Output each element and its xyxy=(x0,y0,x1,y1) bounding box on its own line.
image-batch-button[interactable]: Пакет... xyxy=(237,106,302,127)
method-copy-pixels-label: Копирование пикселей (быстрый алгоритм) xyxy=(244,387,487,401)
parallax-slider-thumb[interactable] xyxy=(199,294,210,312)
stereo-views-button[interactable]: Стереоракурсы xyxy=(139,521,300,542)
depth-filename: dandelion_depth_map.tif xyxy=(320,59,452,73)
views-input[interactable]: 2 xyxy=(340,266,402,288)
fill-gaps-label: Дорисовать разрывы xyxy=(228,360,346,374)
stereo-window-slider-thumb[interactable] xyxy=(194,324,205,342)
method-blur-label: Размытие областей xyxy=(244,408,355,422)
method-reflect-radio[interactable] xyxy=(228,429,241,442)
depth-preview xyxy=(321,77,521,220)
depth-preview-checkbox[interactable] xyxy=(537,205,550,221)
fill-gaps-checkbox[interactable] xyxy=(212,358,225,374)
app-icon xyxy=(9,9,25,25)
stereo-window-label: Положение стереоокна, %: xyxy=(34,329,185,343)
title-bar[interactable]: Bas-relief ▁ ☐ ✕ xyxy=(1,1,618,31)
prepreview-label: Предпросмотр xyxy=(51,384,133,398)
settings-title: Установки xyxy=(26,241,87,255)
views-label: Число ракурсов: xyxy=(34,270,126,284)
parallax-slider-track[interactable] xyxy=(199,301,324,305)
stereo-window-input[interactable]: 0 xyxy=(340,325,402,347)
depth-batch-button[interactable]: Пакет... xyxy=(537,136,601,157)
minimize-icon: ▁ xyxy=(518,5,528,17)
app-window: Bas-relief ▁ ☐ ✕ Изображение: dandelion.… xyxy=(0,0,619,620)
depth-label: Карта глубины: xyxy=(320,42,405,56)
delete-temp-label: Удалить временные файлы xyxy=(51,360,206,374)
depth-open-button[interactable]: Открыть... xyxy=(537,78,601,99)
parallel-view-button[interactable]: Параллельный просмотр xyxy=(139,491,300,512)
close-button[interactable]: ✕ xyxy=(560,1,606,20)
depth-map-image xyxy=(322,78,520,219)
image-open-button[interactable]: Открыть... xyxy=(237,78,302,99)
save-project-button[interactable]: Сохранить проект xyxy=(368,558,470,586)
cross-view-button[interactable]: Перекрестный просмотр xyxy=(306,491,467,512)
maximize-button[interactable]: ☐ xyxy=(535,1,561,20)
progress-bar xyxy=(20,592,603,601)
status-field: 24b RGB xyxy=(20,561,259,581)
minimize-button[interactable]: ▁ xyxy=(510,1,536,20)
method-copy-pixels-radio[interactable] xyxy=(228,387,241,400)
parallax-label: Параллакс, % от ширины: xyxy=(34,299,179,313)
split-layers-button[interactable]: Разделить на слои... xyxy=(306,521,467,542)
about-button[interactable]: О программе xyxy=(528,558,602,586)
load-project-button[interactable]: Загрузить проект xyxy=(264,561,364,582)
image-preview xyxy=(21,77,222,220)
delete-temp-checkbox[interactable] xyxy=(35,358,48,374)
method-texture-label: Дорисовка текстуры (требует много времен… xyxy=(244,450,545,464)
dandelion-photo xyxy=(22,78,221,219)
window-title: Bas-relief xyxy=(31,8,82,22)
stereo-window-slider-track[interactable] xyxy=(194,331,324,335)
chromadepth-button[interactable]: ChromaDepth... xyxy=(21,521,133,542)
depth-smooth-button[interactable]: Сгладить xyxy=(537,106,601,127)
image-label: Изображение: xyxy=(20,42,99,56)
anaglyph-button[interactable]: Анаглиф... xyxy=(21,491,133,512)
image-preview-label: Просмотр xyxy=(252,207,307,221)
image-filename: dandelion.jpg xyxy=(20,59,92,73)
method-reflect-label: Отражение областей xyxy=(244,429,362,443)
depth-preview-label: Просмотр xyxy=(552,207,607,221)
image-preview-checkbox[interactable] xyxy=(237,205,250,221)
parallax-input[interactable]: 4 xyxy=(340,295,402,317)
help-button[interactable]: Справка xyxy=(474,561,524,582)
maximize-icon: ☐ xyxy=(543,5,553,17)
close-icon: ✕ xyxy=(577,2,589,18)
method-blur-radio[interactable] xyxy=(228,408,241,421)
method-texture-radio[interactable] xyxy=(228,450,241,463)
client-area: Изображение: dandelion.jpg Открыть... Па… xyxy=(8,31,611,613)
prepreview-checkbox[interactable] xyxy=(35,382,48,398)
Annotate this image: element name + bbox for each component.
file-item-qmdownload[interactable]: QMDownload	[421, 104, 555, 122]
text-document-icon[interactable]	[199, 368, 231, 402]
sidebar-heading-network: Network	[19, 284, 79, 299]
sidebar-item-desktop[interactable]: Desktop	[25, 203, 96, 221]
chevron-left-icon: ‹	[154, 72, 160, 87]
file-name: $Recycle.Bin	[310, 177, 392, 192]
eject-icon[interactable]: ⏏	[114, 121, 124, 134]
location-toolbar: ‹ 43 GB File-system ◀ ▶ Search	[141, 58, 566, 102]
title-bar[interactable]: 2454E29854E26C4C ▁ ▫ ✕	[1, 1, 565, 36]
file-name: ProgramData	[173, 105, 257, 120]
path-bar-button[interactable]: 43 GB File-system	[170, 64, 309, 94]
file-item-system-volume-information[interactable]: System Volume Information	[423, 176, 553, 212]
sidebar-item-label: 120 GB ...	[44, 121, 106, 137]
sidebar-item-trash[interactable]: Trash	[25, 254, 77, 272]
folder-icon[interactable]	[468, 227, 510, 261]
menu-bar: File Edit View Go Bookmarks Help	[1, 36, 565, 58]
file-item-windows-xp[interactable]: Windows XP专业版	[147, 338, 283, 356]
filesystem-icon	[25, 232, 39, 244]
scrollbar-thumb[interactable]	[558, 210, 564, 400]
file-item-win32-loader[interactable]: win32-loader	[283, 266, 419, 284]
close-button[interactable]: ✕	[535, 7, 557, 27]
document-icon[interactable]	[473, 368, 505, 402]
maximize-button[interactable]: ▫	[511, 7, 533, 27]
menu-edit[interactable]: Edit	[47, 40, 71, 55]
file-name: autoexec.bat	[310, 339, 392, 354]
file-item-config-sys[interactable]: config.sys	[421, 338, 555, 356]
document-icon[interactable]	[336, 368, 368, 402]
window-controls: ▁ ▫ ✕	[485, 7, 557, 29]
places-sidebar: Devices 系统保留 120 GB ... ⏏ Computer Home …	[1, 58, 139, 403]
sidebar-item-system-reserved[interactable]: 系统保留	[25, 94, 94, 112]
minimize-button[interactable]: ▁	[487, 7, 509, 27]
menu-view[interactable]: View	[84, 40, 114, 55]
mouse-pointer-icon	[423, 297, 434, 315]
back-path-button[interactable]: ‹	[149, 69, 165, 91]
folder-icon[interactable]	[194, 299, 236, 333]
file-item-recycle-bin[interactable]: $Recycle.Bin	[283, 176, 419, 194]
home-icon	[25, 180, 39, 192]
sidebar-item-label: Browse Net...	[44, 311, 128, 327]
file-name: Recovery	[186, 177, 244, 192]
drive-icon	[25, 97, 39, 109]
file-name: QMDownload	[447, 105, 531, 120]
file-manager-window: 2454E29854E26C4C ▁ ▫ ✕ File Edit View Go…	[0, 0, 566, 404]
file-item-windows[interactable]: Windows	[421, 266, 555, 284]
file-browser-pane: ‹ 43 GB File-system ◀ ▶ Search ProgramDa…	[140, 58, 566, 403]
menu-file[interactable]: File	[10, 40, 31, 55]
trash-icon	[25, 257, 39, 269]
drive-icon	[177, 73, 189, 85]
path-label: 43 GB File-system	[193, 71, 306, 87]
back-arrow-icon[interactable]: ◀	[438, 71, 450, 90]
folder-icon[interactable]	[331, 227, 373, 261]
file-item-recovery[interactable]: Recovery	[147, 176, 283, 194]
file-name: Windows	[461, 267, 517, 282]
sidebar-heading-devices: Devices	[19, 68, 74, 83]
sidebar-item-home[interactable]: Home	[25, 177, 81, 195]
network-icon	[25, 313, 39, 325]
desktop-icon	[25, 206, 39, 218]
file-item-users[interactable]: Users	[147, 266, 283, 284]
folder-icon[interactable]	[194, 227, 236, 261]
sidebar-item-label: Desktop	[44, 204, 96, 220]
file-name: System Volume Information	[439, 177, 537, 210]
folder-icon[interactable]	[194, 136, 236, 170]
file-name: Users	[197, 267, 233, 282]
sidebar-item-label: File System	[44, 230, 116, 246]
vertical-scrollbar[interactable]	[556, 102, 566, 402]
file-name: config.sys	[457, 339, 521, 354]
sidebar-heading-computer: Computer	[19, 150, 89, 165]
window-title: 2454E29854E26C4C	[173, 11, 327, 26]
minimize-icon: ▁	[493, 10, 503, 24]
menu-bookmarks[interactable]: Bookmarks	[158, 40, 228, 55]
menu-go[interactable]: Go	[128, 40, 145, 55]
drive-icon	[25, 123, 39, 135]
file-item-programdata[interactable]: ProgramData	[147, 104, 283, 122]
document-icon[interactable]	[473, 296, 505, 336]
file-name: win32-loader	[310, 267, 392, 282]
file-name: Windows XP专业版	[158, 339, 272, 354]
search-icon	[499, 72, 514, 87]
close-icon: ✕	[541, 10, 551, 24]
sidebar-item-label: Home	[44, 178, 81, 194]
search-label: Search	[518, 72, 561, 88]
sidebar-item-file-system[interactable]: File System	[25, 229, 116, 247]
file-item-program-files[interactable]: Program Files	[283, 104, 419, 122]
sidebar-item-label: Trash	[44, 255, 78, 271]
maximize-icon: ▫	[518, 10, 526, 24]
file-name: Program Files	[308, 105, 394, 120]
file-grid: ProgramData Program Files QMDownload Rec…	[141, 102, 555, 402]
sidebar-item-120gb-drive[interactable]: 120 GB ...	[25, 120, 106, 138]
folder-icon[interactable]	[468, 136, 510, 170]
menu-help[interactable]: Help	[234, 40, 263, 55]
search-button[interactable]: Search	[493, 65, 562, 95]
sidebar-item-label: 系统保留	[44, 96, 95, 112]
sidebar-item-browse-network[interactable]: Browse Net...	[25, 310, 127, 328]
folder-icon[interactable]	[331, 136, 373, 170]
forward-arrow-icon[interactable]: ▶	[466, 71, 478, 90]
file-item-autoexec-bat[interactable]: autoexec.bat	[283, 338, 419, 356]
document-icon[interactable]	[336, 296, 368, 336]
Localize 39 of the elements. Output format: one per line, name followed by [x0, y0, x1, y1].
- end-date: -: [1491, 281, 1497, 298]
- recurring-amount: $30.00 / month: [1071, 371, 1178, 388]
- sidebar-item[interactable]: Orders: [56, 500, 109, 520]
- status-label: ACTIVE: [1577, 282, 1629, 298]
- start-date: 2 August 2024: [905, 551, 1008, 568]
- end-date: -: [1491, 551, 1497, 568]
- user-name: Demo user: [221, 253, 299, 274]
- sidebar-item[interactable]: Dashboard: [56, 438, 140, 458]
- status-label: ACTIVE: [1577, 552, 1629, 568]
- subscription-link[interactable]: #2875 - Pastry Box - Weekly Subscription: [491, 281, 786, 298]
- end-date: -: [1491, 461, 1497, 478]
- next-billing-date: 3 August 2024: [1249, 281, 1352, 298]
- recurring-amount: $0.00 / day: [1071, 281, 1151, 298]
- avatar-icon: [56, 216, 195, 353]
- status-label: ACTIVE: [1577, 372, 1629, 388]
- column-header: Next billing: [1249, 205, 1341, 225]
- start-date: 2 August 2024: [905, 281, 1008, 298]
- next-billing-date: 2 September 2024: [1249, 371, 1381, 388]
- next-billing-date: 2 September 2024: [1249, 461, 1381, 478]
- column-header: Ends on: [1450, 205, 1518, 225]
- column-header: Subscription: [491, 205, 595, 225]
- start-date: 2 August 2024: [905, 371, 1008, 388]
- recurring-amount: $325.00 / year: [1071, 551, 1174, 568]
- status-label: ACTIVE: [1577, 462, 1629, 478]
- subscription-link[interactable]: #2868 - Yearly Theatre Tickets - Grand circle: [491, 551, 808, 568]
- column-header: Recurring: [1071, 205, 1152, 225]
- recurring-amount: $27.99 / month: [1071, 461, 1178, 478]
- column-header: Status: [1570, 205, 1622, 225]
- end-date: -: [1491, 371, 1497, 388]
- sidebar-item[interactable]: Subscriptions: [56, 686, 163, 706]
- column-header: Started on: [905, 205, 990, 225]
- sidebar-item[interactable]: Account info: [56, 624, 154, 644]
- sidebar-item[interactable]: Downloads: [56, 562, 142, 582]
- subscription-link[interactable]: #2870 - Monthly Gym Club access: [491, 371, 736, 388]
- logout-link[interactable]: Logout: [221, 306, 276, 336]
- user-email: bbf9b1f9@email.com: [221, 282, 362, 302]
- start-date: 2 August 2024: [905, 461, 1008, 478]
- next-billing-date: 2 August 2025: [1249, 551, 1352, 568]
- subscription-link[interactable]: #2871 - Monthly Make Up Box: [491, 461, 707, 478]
******************************
Format the lines of the records, from the first line through the line containing "parallax-slider-thumb[interactable] xyxy=(199,294,210,312)", as a JSON list of strings with one string per line and blank lines skipped.

• In response
[
  "Output each element and its xyxy=(x0,y0,x1,y1) bounding box on its own line.",
  "image-batch-button[interactable]: Пакет... xyxy=(237,106,302,127)",
  "method-copy-pixels-label: Копирование пикселей (быстрый алгоритм) xyxy=(244,387,487,401)",
  "parallax-slider-thumb[interactable] xyxy=(199,294,210,312)"
]